TO DO: Can the lines below, from the one that holds "What's the underlying" to the very end, be echoed exactly, with both ends included and no pictures?

· · ·

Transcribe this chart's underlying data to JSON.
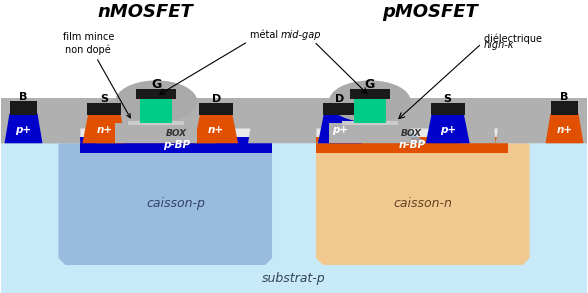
{
  "title_left": "nMOSFET",
  "title_right": "pMOSFET",
  "subtitle": "substrat-p",
  "label_film": "film mince\nnon dopé",
  "label_metal": "métal mid-gap",
  "label_metal_italic": "mid-gap",
  "label_dielec": "diélectrique high-κ",
  "label_dielec_italic": "high-κ",
  "colors": {
    "bg_white": "#ffffff",
    "light_blue": "#c8eaf8",
    "caisson_p_fill": "#99bbdd",
    "caisson_n_fill": "#f0c890",
    "gray_si": "#b0b0b0",
    "box_white": "#e8e8e8",
    "bp_p_blue": "#0000cc",
    "bp_n_orange": "#e05000",
    "n_plus_orange": "#e05000",
    "p_plus_blue": "#0000cc",
    "gate_green": "#00cc88",
    "metal_black": "#1a1a1a",
    "text_black": "#000000",
    "text_white": "#ffffff",
    "gate_dome_gray": "#aaaaaa",
    "channel_n_glow": "#ddaa44",
    "channel_p_glow": "#88bbdd"
  }
}
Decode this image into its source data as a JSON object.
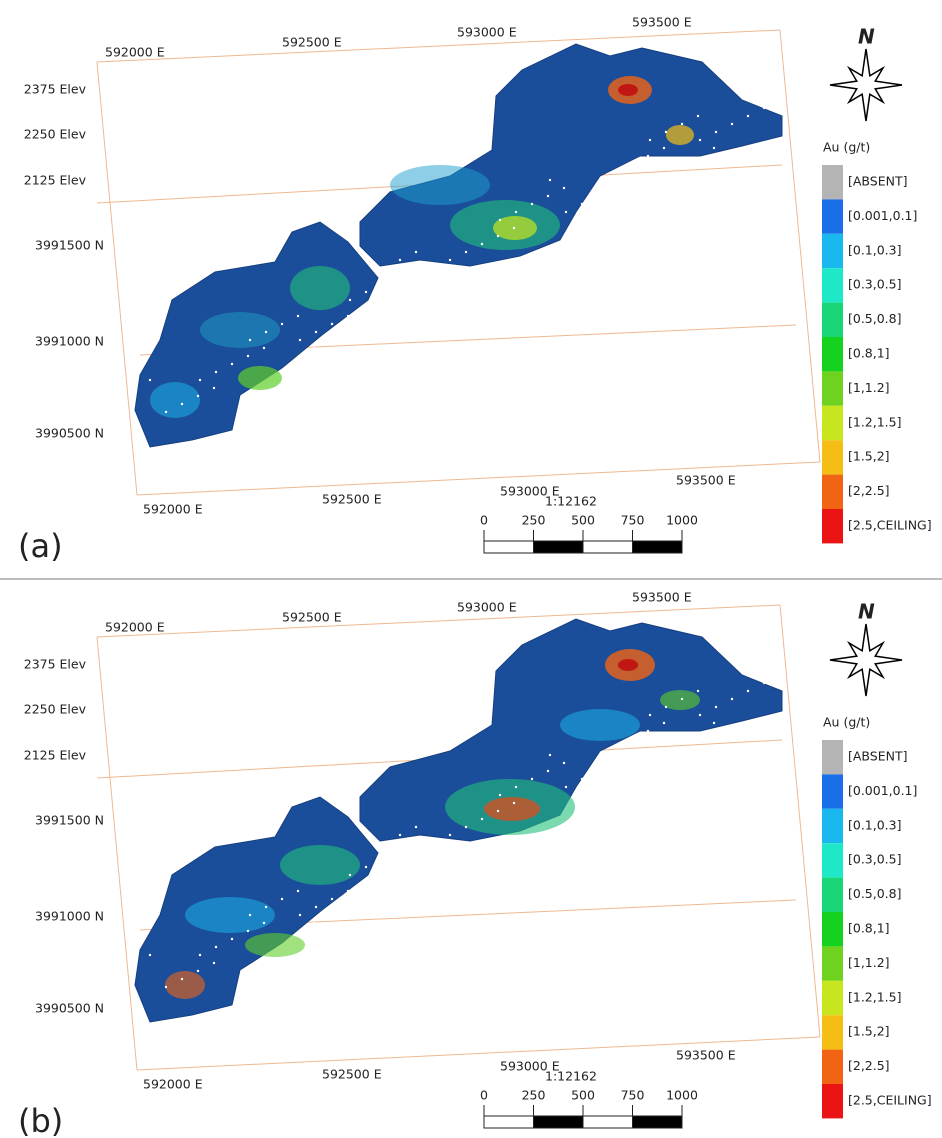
{
  "panels": [
    {
      "label": "(a)",
      "top_eastings": [
        "592000 E",
        "592500 E",
        "593000 E",
        "593500 E"
      ],
      "bottom_eastings": [
        "592000 E",
        "592500 E",
        "593000 E",
        "593500 E"
      ],
      "elevations": [
        "2375 Elev",
        "2250 Elev",
        "2125 Elev"
      ],
      "northings": [
        "3991500 N",
        "3991000 N",
        "3990500 N"
      ],
      "scale": {
        "ratio": "1:12162",
        "ticks": [
          0,
          250,
          500,
          750,
          1000
        ]
      },
      "north": "N",
      "legend": {
        "title": "Au (g/t)",
        "items": [
          {
            "label": "[ABSENT]",
            "color": "#b4b4b4"
          },
          {
            "label": "[0.001,0.1]",
            "color": "#1a6ee8"
          },
          {
            "label": "[0.1,0.3]",
            "color": "#19b9f0"
          },
          {
            "label": "[0.3,0.5]",
            "color": "#1ee8c8"
          },
          {
            "label": "[0.5,0.8]",
            "color": "#19d776"
          },
          {
            "label": "[0.8,1]",
            "color": "#14d21e"
          },
          {
            "label": "[1,1.2]",
            "color": "#6fd21e"
          },
          {
            "label": "[1.2,1.5]",
            "color": "#c8e61e"
          },
          {
            "label": "[1.5,2]",
            "color": "#f5be14"
          },
          {
            "label": "[2,2.5]",
            "color": "#f06414"
          },
          {
            "label": "[2.5,CEILING]",
            "color": "#eb1414"
          }
        ]
      }
    },
    {
      "label": "(b)",
      "top_eastings": [
        "592000 E",
        "592500 E",
        "593000 E",
        "593500 E"
      ],
      "bottom_eastings": [
        "592000 E",
        "592500 E",
        "593000 E",
        "593500 E"
      ],
      "elevations": [
        "2375 Elev",
        "2250 Elev",
        "2125 Elev"
      ],
      "northings": [
        "3991500 N",
        "3991000 N",
        "3990500 N"
      ],
      "scale": {
        "ratio": "1:12162",
        "ticks": [
          0,
          250,
          500,
          750,
          1000
        ]
      },
      "north": "N",
      "legend": {
        "title": "Au (g/t)",
        "items": [
          {
            "label": "[ABSENT]",
            "color": "#b4b4b4"
          },
          {
            "label": "[0.001,0.1]",
            "color": "#1a6ee8"
          },
          {
            "label": "[0.1,0.3]",
            "color": "#19b9f0"
          },
          {
            "label": "[0.3,0.5]",
            "color": "#1ee8c8"
          },
          {
            "label": "[0.5,0.8]",
            "color": "#19d776"
          },
          {
            "label": "[0.8,1]",
            "color": "#14d21e"
          },
          {
            "label": "[1,1.2]",
            "color": "#6fd21e"
          },
          {
            "label": "[1.2,1.5]",
            "color": "#c8e61e"
          },
          {
            "label": "[1.5,2]",
            "color": "#f5be14"
          },
          {
            "label": "[2,2.5]",
            "color": "#f06414"
          },
          {
            "label": "[2.5,CEILING]",
            "color": "#eb1414"
          }
        ]
      }
    }
  ]
}
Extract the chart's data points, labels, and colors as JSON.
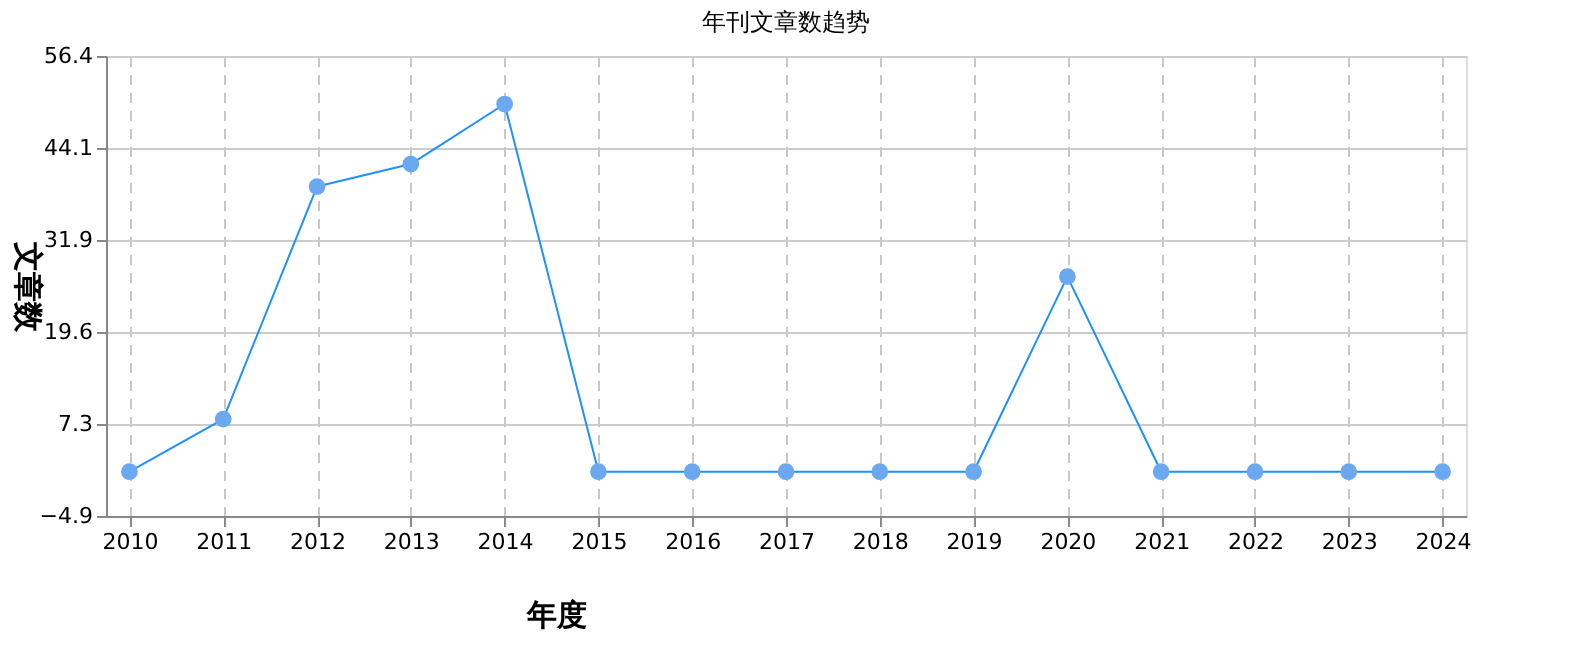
{
  "chart_data": {
    "type": "line",
    "title": "年刊文章数趋势",
    "xlabel": "年度",
    "ylabel": "文章数",
    "categories": [
      "2010",
      "2011",
      "2012",
      "2013",
      "2014",
      "2015",
      "2016",
      "2017",
      "2018",
      "2019",
      "2020",
      "2021",
      "2022",
      "2023",
      "2024"
    ],
    "series": [
      {
        "color": "#1e90ff",
        "values": [
          1,
          8,
          39,
          42,
          50,
          1,
          1,
          1,
          1,
          1,
          27,
          1,
          1,
          1,
          1
        ]
      }
    ],
    "ylim": [
      -4.9,
      56.4
    ],
    "yticks": [
      -4.9,
      7.3,
      19.6,
      31.9,
      44.1,
      56.4
    ],
    "grid": true,
    "marker": "circle",
    "line_style": "solid"
  }
}
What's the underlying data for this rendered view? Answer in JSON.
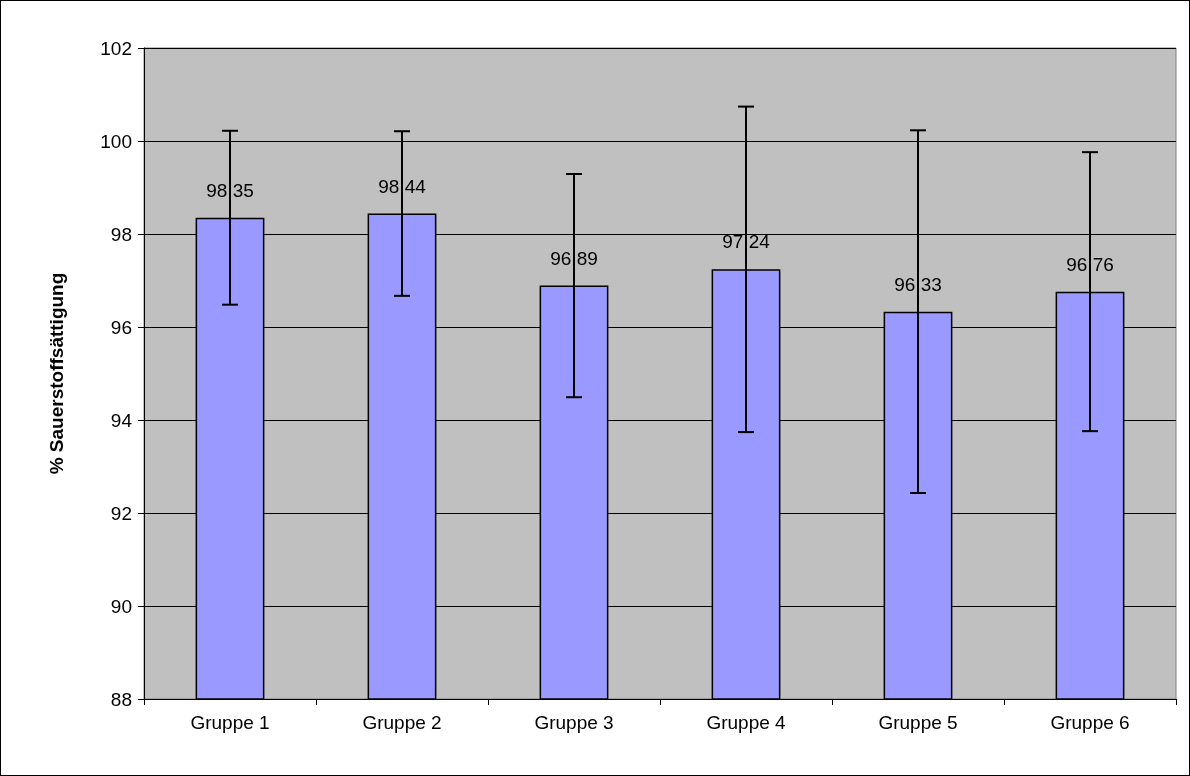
{
  "chart_data": {
    "type": "bar",
    "ylabel": "% Sauerstoffsättigung",
    "categories": [
      "Gruppe 1",
      "Gruppe 2",
      "Gruppe 3",
      "Gruppe 4",
      "Gruppe 5",
      "Gruppe 6"
    ],
    "values": [
      98.35,
      98.44,
      96.89,
      97.24,
      96.33,
      96.76
    ],
    "value_labels": [
      "98,35",
      "98,44",
      "96,89",
      "97,24",
      "96,33",
      "96,76"
    ],
    "errors": [
      1.87,
      1.77,
      2.4,
      3.5,
      3.9,
      3.0
    ],
    "color": "#9999ff",
    "ylim": [
      88,
      102
    ],
    "yticks": [
      88,
      90,
      92,
      94,
      96,
      98,
      100,
      102
    ],
    "grid": "y"
  }
}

· · ·

FULL OUTPUT:
What's the underlying data for this rendered view? Answer in JSON.
{
  "chart_data": {
    "type": "bar",
    "ylabel": "% Sauerstoffsättigung",
    "categories": [
      "Gruppe 1",
      "Gruppe 2",
      "Gruppe 3",
      "Gruppe 4",
      "Gruppe 5",
      "Gruppe 6"
    ],
    "values": [
      98.35,
      98.44,
      96.89,
      97.24,
      96.33,
      96.76
    ],
    "value_labels": [
      "98,35",
      "98,44",
      "96,89",
      "97,24",
      "96,33",
      "96,76"
    ],
    "errors": [
      1.87,
      1.77,
      2.4,
      3.5,
      3.9,
      3.0
    ],
    "color": "#9999ff",
    "ylim": [
      88,
      102
    ],
    "yticks": [
      88,
      90,
      92,
      94,
      96,
      98,
      100,
      102
    ],
    "grid": "y"
  }
}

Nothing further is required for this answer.